(Excerpts from a figure dataset)
-------------------------

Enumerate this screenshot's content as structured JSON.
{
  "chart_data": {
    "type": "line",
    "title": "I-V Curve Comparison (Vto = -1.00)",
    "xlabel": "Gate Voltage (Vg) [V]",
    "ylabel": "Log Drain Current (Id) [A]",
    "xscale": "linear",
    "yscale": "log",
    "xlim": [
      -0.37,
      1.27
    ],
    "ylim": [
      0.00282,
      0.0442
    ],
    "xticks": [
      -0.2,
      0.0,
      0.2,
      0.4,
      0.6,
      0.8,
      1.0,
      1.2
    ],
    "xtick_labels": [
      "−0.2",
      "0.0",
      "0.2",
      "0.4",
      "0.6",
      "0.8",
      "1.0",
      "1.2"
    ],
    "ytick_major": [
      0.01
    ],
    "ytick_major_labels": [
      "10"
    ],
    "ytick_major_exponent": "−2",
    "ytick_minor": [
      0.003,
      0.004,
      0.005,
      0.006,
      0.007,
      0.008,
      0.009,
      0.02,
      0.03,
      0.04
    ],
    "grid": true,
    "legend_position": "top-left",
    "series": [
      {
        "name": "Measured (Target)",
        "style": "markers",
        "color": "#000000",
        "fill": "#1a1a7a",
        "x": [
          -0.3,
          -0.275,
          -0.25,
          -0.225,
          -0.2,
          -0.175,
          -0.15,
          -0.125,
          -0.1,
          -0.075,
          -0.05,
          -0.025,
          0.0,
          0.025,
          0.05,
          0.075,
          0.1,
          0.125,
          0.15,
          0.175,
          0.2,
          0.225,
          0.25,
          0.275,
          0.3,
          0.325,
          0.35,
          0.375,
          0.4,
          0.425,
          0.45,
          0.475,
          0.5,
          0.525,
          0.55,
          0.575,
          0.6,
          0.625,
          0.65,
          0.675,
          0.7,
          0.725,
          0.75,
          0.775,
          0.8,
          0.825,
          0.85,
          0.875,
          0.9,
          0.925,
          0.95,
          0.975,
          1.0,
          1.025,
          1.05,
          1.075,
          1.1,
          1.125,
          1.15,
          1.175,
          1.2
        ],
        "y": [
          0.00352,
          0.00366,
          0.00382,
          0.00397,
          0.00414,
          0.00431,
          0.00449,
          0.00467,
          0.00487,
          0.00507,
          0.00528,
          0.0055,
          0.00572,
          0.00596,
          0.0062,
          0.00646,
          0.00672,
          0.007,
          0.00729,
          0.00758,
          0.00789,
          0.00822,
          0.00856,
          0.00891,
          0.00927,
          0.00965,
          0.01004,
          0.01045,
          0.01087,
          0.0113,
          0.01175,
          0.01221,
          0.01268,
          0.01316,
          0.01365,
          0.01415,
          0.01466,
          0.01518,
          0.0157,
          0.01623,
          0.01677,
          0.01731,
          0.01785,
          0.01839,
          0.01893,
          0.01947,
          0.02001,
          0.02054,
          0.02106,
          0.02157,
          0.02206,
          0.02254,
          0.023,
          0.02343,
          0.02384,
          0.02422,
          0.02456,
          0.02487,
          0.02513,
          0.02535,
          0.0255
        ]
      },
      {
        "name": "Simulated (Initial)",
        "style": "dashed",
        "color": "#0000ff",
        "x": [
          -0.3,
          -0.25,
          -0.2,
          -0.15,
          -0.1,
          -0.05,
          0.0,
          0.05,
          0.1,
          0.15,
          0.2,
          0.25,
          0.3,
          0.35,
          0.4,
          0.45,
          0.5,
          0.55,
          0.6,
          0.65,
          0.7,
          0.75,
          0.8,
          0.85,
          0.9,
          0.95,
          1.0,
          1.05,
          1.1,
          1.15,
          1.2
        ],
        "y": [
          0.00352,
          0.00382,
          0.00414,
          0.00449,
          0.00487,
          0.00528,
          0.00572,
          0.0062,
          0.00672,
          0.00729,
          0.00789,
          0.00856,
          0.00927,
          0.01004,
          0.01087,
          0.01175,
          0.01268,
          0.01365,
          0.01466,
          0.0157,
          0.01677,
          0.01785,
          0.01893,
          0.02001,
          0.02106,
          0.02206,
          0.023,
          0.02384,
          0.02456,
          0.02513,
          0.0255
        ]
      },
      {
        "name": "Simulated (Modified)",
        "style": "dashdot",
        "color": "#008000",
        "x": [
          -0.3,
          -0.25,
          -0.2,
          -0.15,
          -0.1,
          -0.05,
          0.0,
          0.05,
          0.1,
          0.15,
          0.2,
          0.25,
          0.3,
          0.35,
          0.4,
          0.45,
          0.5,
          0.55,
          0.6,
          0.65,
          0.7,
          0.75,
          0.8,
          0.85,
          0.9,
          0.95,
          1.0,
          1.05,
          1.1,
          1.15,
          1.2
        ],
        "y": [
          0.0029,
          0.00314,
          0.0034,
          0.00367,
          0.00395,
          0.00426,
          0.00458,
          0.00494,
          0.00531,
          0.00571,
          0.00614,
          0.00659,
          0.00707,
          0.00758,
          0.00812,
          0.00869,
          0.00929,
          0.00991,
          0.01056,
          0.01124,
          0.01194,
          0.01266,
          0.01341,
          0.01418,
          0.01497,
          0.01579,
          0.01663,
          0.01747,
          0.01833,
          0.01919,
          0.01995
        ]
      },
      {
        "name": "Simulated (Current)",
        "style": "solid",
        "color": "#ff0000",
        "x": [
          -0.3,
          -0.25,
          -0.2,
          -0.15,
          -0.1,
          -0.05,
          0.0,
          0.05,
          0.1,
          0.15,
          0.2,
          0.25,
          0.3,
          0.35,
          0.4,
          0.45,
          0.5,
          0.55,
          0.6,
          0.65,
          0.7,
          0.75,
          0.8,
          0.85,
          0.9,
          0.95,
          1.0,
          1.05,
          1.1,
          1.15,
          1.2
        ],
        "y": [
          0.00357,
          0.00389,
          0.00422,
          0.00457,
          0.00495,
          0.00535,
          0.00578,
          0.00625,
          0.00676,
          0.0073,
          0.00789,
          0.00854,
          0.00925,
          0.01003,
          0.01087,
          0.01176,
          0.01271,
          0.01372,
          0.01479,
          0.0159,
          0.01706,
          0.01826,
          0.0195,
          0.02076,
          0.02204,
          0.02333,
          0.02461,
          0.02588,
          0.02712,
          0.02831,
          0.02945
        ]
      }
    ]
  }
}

-------------------------

Every line above needs to be retyped exactly.

Enumerate this screenshot's content as structured JSON.
{
  "chart_data": {
    "type": "line",
    "title": "I-V Curve Comparison (Vto = -1.00)",
    "xlabel": "Gate Voltage (Vg) [V]",
    "ylabel": "Log Drain Current (Id) [A]",
    "xscale": "linear",
    "yscale": "log",
    "xlim": [
      -0.37,
      1.27
    ],
    "ylim": [
      0.00282,
      0.0442
    ],
    "xticks": [
      -0.2,
      0.0,
      0.2,
      0.4,
      0.6,
      0.8,
      1.0,
      1.2
    ],
    "xtick_labels": [
      "−0.2",
      "0.0",
      "0.2",
      "0.4",
      "0.6",
      "0.8",
      "1.0",
      "1.2"
    ],
    "ytick_major": [
      0.01
    ],
    "ytick_major_labels": [
      "10"
    ],
    "ytick_major_exponent": "−2",
    "ytick_minor": [
      0.003,
      0.004,
      0.005,
      0.006,
      0.007,
      0.008,
      0.009,
      0.02,
      0.03,
      0.04
    ],
    "grid": true,
    "legend_position": "top-left",
    "series": [
      {
        "name": "Measured (Target)",
        "style": "markers",
        "color": "#000000",
        "fill": "#1a1a7a",
        "x": [
          -0.3,
          -0.275,
          -0.25,
          -0.225,
          -0.2,
          -0.175,
          -0.15,
          -0.125,
          -0.1,
          -0.075,
          -0.05,
          -0.025,
          0.0,
          0.025,
          0.05,
          0.075,
          0.1,
          0.125,
          0.15,
          0.175,
          0.2,
          0.225,
          0.25,
          0.275,
          0.3,
          0.325,
          0.35,
          0.375,
          0.4,
          0.425,
          0.45,
          0.475,
          0.5,
          0.525,
          0.55,
          0.575,
          0.6,
          0.625,
          0.65,
          0.675,
          0.7,
          0.725,
          0.75,
          0.775,
          0.8,
          0.825,
          0.85,
          0.875,
          0.9,
          0.925,
          0.95,
          0.975,
          1.0,
          1.025,
          1.05,
          1.075,
          1.1,
          1.125,
          1.15,
          1.175,
          1.2
        ],
        "y": [
          0.00352,
          0.00366,
          0.00382,
          0.00397,
          0.00414,
          0.00431,
          0.00449,
          0.00467,
          0.00487,
          0.00507,
          0.00528,
          0.0055,
          0.00572,
          0.00596,
          0.0062,
          0.00646,
          0.00672,
          0.007,
          0.00729,
          0.00758,
          0.00789,
          0.00822,
          0.00856,
          0.00891,
          0.00927,
          0.00965,
          0.01004,
          0.01045,
          0.01087,
          0.0113,
          0.01175,
          0.01221,
          0.01268,
          0.01316,
          0.01365,
          0.01415,
          0.01466,
          0.01518,
          0.0157,
          0.01623,
          0.01677,
          0.01731,
          0.01785,
          0.01839,
          0.01893,
          0.01947,
          0.02001,
          0.02054,
          0.02106,
          0.02157,
          0.02206,
          0.02254,
          0.023,
          0.02343,
          0.02384,
          0.02422,
          0.02456,
          0.02487,
          0.02513,
          0.02535,
          0.0255
        ]
      },
      {
        "name": "Simulated (Initial)",
        "style": "dashed",
        "color": "#0000ff",
        "x": [
          -0.3,
          -0.25,
          -0.2,
          -0.15,
          -0.1,
          -0.05,
          0.0,
          0.05,
          0.1,
          0.15,
          0.2,
          0.25,
          0.3,
          0.35,
          0.4,
          0.45,
          0.5,
          0.55,
          0.6,
          0.65,
          0.7,
          0.75,
          0.8,
          0.85,
          0.9,
          0.95,
          1.0,
          1.05,
          1.1,
          1.15,
          1.2
        ],
        "y": [
          0.00352,
          0.00382,
          0.00414,
          0.00449,
          0.00487,
          0.00528,
          0.00572,
          0.0062,
          0.00672,
          0.00729,
          0.00789,
          0.00856,
          0.00927,
          0.01004,
          0.01087,
          0.01175,
          0.01268,
          0.01365,
          0.01466,
          0.0157,
          0.01677,
          0.01785,
          0.01893,
          0.02001,
          0.02106,
          0.02206,
          0.023,
          0.02384,
          0.02456,
          0.02513,
          0.0255
        ]
      },
      {
        "name": "Simulated (Modified)",
        "style": "dashdot",
        "color": "#008000",
        "x": [
          -0.3,
          -0.25,
          -0.2,
          -0.15,
          -0.1,
          -0.05,
          0.0,
          0.05,
          0.1,
          0.15,
          0.2,
          0.25,
          0.3,
          0.35,
          0.4,
          0.45,
          0.5,
          0.55,
          0.6,
          0.65,
          0.7,
          0.75,
          0.8,
          0.85,
          0.9,
          0.95,
          1.0,
          1.05,
          1.1,
          1.15,
          1.2
        ],
        "y": [
          0.0029,
          0.00314,
          0.0034,
          0.00367,
          0.00395,
          0.00426,
          0.00458,
          0.00494,
          0.00531,
          0.00571,
          0.00614,
          0.00659,
          0.00707,
          0.00758,
          0.00812,
          0.00869,
          0.00929,
          0.00991,
          0.01056,
          0.01124,
          0.01194,
          0.01266,
          0.01341,
          0.01418,
          0.01497,
          0.01579,
          0.01663,
          0.01747,
          0.01833,
          0.01919,
          0.01995
        ]
      },
      {
        "name": "Simulated (Current)",
        "style": "solid",
        "color": "#ff0000",
        "x": [
          -0.3,
          -0.25,
          -0.2,
          -0.15,
          -0.1,
          -0.05,
          0.0,
          0.05,
          0.1,
          0.15,
          0.2,
          0.25,
          0.3,
          0.35,
          0.4,
          0.45,
          0.5,
          0.55,
          0.6,
          0.65,
          0.7,
          0.75,
          0.8,
          0.85,
          0.9,
          0.95,
          1.0,
          1.05,
          1.1,
          1.15,
          1.2
        ],
        "y": [
          0.00357,
          0.00389,
          0.00422,
          0.00457,
          0.00495,
          0.00535,
          0.00578,
          0.00625,
          0.00676,
          0.0073,
          0.00789,
          0.00854,
          0.00925,
          0.01003,
          0.01087,
          0.01176,
          0.01271,
          0.01372,
          0.01479,
          0.0159,
          0.01706,
          0.01826,
          0.0195,
          0.02076,
          0.02204,
          0.02333,
          0.02461,
          0.02588,
          0.02712,
          0.02831,
          0.02945
        ]
      }
    ]
  }
}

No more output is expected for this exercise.